*RECORDS SUPPLIED*.
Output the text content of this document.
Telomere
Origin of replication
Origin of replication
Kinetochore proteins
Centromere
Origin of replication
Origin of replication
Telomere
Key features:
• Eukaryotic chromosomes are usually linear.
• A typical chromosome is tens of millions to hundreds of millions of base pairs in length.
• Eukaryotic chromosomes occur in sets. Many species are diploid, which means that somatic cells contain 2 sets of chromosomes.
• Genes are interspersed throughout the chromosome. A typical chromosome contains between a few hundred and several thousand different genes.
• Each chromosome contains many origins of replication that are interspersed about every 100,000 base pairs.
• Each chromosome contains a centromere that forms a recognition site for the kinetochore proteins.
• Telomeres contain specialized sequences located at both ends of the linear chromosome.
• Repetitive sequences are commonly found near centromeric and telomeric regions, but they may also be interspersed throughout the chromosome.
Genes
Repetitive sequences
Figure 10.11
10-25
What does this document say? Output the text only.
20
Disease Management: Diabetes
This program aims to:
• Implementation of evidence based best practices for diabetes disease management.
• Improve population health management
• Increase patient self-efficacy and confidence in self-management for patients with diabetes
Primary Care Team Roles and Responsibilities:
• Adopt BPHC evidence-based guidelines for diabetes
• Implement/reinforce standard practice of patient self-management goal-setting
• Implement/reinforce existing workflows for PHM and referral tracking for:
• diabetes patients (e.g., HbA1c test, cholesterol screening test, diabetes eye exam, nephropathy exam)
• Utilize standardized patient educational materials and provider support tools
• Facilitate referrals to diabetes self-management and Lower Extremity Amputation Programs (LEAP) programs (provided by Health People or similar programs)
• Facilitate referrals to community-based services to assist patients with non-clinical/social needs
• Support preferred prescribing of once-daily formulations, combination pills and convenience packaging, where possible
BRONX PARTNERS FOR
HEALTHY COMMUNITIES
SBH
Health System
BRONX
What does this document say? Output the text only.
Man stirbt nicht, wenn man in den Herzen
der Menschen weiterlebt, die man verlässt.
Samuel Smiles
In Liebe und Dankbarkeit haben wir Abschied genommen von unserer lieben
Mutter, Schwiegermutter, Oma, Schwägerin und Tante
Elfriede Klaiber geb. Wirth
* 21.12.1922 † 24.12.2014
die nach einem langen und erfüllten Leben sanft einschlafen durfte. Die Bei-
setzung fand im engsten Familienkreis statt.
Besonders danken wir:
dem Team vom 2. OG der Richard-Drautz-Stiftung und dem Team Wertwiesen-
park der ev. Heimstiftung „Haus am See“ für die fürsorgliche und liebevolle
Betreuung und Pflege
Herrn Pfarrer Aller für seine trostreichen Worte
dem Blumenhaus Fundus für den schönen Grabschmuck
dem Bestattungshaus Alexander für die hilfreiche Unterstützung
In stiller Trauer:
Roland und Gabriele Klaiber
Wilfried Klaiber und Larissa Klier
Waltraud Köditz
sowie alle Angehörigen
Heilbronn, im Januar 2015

*EXERCISE AIM*. Using the listing above, report each line that mentions the word "patients".

*RESPONSE BELOW*.
• Increase patient self-efficacy and confidence in self-management for patients with diabetes
• diabetes patients (e.g., HbA1c test, cholesterol screening test, diabetes eye exam, nephropathy exam)
• Facilitate referrals to community-based services to assist patients with non-clinical/social needs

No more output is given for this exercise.